SHORT EXERCISE:
Scan the listing below for the word "числа" and state how many lines hold it. Write nothing but the number.

Collected data entries:
☆ ☆ ☆ ☆ ☆
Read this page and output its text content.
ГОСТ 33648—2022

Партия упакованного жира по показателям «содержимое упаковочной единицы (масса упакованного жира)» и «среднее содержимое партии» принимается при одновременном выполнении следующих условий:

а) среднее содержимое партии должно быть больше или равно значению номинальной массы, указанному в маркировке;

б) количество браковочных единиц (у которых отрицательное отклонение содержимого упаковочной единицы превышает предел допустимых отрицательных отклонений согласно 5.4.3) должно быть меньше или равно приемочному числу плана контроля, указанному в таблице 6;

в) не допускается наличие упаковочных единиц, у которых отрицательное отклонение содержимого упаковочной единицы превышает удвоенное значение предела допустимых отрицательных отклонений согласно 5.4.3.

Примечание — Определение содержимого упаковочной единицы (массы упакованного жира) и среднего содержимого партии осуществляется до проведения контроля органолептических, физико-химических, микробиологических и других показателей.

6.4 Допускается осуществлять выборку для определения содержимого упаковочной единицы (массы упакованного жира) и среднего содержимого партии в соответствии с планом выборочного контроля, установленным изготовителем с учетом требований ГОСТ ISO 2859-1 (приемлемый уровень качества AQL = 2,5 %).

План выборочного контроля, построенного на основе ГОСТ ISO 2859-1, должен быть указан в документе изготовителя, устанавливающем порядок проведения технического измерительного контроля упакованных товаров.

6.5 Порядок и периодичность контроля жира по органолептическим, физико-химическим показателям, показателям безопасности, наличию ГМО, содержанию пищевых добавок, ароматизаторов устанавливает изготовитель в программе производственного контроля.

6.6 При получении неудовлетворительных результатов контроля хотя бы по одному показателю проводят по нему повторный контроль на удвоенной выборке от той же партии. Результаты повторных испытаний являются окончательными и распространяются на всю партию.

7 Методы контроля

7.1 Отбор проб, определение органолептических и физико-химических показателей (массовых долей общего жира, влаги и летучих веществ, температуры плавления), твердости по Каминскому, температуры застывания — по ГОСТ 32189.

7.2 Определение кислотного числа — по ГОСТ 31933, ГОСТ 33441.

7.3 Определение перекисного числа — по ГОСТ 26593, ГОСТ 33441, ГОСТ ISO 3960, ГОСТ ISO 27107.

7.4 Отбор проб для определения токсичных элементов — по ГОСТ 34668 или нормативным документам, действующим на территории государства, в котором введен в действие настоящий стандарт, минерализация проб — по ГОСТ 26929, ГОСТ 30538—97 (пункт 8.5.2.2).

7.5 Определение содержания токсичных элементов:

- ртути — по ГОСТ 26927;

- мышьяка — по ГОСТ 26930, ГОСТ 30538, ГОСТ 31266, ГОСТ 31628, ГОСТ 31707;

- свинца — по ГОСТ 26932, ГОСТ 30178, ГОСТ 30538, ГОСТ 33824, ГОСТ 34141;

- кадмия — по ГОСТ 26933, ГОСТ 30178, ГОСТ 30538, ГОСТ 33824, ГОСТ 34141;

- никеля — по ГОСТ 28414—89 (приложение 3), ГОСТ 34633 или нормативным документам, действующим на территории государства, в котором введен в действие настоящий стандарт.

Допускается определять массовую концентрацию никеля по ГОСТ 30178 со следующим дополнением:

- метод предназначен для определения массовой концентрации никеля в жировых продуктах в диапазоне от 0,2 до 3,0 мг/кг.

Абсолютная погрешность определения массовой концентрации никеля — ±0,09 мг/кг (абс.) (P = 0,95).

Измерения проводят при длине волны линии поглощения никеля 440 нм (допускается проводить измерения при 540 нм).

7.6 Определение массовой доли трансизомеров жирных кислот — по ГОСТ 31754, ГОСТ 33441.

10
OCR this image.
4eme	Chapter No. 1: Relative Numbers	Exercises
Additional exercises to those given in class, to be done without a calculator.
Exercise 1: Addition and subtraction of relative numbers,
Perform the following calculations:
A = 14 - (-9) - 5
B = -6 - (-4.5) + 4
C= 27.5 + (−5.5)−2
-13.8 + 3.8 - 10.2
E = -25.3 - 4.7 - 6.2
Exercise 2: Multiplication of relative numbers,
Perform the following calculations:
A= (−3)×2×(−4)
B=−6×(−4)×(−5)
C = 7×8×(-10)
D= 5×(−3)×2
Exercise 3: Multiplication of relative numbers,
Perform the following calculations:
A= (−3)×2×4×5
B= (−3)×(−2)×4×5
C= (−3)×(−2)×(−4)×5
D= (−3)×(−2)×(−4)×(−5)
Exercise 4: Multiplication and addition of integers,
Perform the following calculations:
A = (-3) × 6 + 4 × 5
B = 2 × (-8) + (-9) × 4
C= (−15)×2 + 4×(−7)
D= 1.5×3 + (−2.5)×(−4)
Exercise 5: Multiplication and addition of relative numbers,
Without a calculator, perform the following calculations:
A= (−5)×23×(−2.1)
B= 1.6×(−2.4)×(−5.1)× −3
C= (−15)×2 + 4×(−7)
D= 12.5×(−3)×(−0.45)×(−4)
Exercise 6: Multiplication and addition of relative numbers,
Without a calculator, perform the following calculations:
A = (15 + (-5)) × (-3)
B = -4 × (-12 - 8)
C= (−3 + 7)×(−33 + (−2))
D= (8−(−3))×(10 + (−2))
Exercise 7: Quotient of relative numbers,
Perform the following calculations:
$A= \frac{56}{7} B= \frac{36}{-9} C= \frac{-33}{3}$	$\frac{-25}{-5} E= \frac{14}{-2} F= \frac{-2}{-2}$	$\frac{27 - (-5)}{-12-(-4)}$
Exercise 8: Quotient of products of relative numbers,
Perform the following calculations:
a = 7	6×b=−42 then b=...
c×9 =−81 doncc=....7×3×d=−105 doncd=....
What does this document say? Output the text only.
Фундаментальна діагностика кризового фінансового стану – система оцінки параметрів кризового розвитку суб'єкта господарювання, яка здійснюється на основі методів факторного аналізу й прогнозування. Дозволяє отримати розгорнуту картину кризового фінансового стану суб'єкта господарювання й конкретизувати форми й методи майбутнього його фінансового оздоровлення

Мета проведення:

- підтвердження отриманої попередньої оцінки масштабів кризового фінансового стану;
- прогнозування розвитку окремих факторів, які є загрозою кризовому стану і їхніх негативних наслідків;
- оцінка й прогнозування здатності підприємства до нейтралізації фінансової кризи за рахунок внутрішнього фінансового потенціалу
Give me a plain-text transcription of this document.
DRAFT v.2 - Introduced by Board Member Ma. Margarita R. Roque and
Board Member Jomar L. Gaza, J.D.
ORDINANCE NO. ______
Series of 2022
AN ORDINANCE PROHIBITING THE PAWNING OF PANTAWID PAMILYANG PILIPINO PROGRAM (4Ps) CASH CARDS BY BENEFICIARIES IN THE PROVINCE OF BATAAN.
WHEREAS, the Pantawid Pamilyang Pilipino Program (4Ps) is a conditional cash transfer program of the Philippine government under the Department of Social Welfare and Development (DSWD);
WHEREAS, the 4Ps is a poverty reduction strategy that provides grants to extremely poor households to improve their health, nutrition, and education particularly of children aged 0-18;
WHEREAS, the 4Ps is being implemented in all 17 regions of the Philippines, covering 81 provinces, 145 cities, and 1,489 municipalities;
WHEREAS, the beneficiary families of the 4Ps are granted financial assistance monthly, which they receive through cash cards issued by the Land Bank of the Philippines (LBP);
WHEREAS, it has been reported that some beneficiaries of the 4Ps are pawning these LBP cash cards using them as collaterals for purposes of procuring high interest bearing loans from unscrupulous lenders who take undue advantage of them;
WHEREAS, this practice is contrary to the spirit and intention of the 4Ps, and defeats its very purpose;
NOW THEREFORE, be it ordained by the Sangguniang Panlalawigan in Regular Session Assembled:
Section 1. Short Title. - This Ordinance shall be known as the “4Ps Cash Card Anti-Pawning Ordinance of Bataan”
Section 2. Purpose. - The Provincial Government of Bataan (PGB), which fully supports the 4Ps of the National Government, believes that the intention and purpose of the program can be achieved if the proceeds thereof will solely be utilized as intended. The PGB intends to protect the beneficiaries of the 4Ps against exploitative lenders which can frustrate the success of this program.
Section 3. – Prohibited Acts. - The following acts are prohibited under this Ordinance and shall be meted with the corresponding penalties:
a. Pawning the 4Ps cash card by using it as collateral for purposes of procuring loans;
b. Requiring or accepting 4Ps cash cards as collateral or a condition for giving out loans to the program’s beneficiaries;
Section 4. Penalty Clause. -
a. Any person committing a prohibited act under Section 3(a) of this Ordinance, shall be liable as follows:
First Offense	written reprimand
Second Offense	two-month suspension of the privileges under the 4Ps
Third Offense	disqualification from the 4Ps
☆ ☆ ☆ ☆ ☆
COMPLETE OUTPUT:
2